[What to produce] Please convert the lines of the records, from the first line through the line containing "- check-button[interactable]: [1266, 72, 1302, 108]", inclusive, into a numbered list, leaving out any blank lines.

[Task inputs]
******************************

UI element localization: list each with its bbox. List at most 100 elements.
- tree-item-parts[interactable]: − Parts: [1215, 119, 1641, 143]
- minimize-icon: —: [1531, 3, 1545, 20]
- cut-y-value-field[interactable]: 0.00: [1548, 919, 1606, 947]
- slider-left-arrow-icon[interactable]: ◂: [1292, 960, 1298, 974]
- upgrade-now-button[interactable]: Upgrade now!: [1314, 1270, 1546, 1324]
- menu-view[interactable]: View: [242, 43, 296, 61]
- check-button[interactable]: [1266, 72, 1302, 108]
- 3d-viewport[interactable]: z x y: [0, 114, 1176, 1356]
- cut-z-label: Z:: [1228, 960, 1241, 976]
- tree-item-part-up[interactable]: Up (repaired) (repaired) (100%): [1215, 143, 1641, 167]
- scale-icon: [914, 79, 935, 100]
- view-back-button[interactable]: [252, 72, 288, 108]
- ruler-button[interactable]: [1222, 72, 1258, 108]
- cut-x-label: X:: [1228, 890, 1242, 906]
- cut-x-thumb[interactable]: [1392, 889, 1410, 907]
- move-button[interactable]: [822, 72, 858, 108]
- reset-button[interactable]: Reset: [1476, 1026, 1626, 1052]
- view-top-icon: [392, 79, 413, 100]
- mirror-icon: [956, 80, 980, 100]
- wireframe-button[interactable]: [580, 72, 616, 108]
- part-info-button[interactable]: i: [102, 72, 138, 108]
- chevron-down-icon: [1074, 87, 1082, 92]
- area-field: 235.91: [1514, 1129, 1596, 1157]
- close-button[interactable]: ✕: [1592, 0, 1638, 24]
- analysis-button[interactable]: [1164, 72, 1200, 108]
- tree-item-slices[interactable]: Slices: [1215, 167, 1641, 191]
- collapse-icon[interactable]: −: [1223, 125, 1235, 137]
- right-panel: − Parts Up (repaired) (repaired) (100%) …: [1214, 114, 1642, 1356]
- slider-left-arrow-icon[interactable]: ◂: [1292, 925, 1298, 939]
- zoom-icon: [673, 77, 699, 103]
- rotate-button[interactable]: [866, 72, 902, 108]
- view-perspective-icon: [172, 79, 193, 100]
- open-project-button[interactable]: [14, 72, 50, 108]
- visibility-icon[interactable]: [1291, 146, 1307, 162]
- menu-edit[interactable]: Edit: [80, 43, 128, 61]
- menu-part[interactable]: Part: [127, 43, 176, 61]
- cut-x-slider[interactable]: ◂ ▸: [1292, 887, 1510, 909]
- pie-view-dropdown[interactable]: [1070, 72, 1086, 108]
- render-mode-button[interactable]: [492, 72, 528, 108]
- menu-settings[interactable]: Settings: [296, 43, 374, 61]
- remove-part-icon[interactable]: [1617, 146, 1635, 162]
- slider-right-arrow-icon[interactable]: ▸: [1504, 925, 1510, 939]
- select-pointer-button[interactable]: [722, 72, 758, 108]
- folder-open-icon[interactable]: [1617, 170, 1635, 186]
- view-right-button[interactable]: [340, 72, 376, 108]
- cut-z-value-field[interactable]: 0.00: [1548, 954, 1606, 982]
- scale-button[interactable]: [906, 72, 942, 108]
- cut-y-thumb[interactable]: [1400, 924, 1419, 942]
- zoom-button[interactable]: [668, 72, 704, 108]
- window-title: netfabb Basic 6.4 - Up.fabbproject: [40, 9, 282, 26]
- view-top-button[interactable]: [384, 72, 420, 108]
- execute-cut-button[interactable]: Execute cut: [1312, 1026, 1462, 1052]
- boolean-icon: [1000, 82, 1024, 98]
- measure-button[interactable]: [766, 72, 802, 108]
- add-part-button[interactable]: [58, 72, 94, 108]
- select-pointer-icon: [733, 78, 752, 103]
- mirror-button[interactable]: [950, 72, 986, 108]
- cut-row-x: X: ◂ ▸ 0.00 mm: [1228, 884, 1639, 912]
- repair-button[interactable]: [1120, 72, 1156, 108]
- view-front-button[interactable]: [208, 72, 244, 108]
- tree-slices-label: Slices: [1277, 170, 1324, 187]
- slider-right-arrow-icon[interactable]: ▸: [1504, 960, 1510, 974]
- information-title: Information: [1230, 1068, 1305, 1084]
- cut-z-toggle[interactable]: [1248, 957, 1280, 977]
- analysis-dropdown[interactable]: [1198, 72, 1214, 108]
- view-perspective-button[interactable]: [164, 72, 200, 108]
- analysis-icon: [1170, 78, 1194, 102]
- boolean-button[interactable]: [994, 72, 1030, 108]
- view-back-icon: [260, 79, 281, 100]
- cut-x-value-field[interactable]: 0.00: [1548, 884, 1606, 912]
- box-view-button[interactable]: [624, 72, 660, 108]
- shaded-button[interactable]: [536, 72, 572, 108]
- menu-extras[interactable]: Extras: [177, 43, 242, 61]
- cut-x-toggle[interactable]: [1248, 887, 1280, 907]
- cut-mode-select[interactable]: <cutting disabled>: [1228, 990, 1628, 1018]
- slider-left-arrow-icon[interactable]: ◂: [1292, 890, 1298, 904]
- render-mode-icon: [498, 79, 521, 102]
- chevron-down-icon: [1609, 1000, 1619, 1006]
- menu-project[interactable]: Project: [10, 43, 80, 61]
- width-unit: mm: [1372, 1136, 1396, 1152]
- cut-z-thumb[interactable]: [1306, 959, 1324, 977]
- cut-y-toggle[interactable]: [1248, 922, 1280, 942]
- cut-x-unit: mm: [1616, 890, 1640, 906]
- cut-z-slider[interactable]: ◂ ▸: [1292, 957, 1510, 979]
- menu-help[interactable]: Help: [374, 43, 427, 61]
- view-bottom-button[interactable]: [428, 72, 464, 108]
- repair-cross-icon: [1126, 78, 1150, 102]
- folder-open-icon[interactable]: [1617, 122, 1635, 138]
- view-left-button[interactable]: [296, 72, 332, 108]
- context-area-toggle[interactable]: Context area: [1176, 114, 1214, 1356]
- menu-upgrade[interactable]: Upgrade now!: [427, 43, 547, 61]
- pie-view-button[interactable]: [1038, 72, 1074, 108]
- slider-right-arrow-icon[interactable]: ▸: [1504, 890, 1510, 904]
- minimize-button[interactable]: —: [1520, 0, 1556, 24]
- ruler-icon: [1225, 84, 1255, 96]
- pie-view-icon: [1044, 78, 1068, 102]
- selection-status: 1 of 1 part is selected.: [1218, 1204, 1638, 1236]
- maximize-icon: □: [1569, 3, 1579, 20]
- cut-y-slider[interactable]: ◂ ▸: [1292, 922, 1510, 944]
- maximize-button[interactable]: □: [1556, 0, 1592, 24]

******************************

[Exercise output]
1. UI element localization: list each with its bbox. List at most 100 elements.
2. - tree-item-parts[interactable]: − Parts: [1215, 119, 1641, 143]
3. - minimize-icon: —: [1531, 3, 1545, 20]
4. - cut-y-value-field[interactable]: 0.00: [1548, 919, 1606, 947]
5. - slider-left-arrow-icon[interactable]: ◂: [1292, 960, 1298, 974]
6. - upgrade-now-button[interactable]: Upgrade now!: [1314, 1270, 1546, 1324]
7. - menu-view[interactable]: View: [242, 43, 296, 61]
8. - check-button[interactable]: [1266, 72, 1302, 108]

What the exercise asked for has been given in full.